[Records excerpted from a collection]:
+ + + + +

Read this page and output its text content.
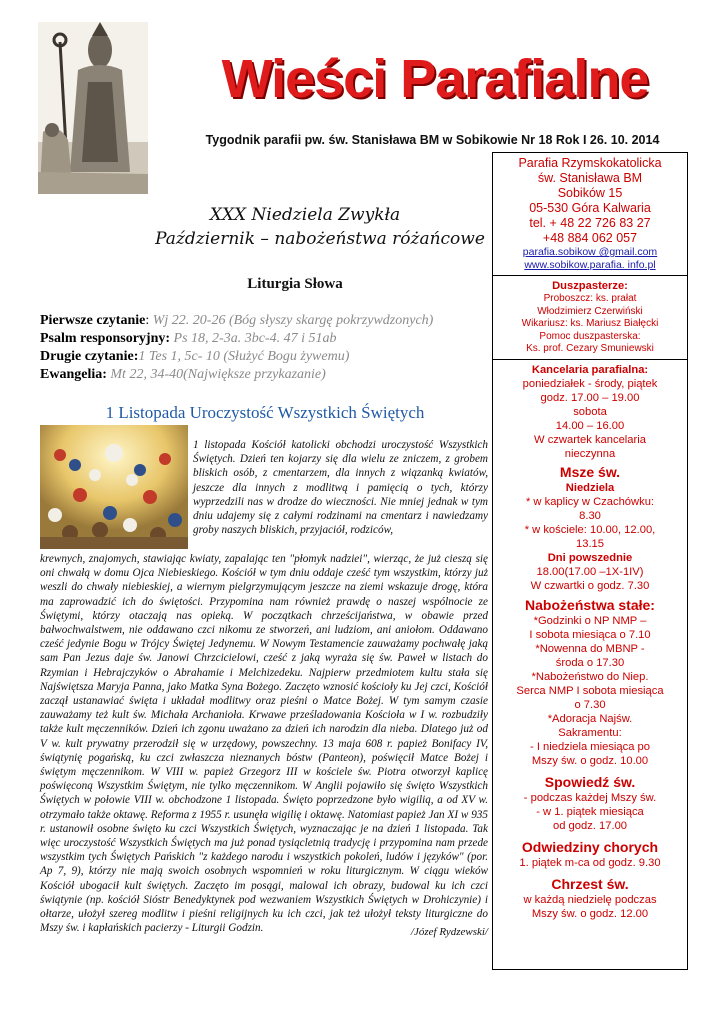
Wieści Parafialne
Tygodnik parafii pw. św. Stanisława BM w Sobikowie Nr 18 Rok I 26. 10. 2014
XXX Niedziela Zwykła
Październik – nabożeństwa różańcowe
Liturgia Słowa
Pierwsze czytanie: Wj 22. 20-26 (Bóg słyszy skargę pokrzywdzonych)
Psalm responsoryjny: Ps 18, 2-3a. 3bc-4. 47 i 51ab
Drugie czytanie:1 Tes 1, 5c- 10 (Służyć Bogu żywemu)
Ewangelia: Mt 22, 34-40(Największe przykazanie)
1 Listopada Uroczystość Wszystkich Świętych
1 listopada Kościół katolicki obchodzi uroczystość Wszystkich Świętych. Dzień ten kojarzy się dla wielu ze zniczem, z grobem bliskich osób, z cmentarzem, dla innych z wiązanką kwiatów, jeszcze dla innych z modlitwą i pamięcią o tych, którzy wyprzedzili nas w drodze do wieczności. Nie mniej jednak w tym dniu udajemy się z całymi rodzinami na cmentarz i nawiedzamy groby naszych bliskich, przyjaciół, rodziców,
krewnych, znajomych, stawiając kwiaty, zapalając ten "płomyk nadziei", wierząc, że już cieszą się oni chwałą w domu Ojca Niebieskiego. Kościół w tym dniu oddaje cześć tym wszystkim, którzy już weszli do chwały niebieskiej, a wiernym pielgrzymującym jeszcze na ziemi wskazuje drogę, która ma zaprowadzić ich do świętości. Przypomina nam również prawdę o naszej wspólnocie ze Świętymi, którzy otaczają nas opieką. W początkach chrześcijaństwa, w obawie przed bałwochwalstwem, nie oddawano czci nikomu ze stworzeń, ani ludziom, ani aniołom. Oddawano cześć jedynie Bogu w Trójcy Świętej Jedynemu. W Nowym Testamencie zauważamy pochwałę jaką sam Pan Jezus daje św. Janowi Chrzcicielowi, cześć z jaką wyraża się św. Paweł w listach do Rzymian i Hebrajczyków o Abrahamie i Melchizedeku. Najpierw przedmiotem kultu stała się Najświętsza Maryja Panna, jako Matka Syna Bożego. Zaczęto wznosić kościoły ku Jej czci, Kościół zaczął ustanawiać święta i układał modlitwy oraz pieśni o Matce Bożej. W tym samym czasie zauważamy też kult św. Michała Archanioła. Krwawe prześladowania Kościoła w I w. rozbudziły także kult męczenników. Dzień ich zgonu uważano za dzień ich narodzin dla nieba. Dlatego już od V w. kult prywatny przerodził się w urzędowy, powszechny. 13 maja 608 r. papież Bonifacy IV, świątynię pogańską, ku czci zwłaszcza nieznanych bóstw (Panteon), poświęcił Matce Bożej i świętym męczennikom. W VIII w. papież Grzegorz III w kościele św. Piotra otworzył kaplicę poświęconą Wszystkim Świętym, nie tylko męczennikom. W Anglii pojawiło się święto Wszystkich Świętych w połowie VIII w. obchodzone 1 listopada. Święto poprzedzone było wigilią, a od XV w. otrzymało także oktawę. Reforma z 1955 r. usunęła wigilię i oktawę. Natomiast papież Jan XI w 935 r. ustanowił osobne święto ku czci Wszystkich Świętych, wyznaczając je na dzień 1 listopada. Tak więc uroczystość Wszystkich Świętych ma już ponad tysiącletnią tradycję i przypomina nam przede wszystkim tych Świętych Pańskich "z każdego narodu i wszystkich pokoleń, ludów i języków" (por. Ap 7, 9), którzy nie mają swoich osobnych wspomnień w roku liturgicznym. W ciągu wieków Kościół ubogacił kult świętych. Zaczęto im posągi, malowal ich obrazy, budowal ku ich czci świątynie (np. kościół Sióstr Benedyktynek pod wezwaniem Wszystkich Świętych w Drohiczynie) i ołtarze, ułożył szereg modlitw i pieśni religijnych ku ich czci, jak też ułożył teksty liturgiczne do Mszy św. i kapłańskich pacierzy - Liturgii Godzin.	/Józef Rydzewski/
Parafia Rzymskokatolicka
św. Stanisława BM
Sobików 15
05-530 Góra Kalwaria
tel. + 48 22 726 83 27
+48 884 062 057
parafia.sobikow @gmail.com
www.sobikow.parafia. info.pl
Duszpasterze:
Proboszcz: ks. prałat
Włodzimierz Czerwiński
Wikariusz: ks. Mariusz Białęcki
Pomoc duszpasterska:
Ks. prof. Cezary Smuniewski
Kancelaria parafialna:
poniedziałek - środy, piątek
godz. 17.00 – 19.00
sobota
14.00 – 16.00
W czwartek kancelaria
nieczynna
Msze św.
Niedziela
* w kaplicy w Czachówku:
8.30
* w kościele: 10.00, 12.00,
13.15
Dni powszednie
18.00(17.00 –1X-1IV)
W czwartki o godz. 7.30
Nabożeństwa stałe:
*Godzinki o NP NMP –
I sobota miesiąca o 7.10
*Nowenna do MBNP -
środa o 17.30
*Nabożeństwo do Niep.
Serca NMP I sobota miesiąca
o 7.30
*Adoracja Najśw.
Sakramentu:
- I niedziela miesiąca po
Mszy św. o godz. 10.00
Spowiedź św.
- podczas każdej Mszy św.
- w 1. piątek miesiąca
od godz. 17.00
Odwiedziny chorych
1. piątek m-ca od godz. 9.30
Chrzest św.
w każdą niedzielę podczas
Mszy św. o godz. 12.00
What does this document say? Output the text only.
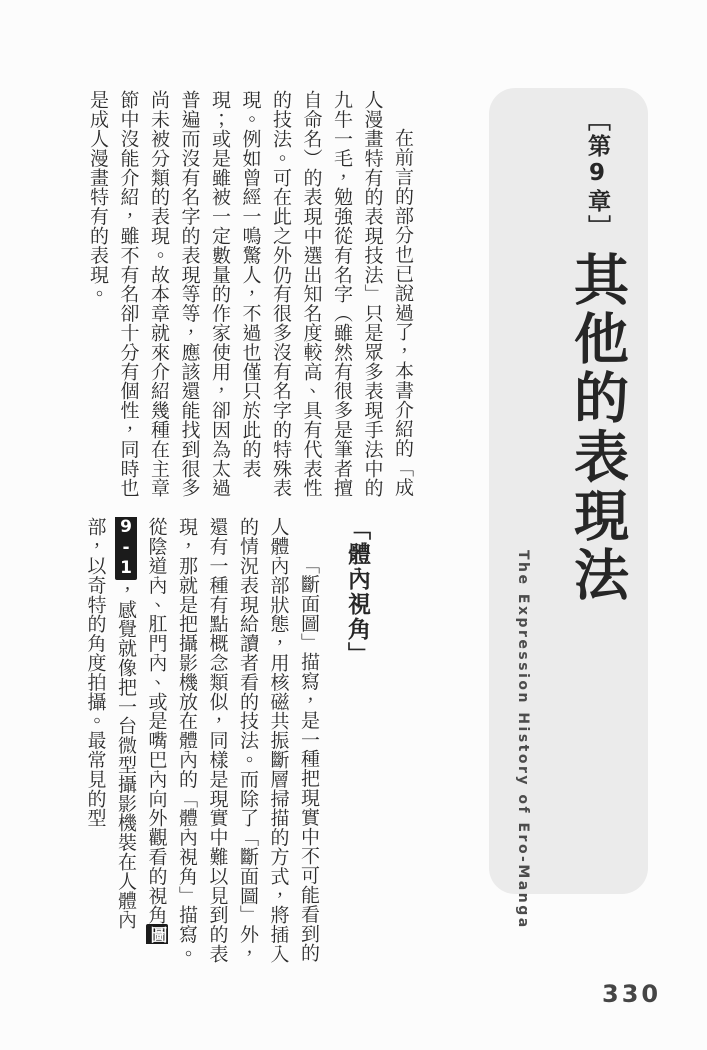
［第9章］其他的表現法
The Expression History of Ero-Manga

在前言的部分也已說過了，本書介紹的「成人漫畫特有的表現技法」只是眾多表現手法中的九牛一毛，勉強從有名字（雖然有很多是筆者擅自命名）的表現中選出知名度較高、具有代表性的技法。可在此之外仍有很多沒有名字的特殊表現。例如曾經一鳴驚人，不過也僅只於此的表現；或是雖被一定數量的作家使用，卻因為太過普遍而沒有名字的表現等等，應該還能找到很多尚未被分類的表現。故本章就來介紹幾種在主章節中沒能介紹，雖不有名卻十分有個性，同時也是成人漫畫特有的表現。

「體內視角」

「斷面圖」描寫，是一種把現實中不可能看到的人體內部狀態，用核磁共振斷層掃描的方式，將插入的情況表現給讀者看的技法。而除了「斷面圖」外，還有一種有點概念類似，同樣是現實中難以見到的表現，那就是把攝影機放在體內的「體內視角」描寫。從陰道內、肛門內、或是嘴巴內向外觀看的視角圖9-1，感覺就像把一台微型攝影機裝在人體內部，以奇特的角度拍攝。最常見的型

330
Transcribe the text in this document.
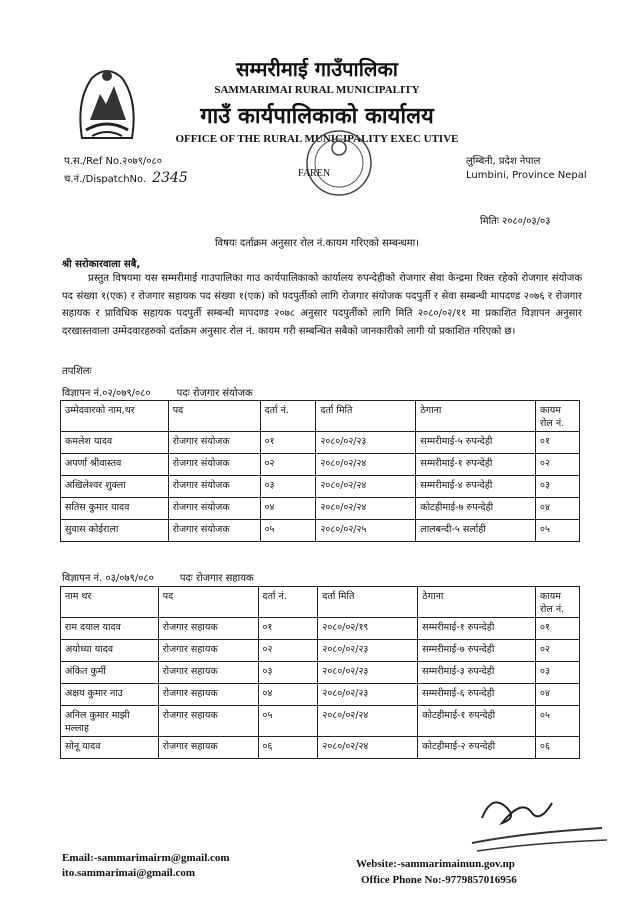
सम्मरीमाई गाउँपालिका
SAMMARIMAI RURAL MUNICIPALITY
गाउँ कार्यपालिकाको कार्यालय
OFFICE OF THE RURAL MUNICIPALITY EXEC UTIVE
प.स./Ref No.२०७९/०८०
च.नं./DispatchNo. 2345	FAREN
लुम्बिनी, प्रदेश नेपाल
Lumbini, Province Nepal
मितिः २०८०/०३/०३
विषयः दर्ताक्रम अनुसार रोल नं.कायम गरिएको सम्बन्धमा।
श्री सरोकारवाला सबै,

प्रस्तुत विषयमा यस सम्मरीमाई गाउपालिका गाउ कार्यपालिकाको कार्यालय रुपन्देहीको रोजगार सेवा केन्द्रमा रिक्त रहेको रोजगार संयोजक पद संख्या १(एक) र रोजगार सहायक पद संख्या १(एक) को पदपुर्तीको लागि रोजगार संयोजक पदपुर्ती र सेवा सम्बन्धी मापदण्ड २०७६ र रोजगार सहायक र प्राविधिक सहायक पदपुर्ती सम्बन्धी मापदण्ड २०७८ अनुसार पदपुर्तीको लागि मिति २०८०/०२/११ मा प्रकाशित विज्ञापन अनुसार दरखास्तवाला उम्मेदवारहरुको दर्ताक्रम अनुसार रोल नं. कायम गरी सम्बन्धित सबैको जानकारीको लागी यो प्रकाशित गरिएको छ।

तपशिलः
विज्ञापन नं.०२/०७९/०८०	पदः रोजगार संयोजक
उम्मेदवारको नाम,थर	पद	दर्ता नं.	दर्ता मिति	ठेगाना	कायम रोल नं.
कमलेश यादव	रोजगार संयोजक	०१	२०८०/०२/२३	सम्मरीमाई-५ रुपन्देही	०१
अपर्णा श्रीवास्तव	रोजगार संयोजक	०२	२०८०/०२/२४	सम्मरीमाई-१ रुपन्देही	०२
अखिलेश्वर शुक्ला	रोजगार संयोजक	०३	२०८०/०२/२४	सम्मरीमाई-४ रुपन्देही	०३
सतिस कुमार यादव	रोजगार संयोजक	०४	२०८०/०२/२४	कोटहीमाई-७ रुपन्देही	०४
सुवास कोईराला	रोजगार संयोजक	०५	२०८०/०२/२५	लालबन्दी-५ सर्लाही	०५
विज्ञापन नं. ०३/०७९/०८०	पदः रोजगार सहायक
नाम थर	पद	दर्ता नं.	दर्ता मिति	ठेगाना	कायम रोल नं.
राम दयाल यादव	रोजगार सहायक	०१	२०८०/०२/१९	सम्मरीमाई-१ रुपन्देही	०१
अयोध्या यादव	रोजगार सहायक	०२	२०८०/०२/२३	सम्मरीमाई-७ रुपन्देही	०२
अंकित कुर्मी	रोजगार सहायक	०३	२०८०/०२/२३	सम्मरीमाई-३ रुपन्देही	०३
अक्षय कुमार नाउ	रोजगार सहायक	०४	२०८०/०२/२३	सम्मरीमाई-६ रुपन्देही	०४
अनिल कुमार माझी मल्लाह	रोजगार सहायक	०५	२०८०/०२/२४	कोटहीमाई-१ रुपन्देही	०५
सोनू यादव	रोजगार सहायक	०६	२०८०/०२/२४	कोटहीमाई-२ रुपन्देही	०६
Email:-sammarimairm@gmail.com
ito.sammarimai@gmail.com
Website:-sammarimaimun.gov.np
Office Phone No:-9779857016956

+ + + + +

[Stated problem]: Copy every line of the entries above in which "piątek" occurs.

[Finished task]:
poniedziałek - środy, piątek
- w 1. piątek miesiąca
1. piątek m-ca od godz. 9.30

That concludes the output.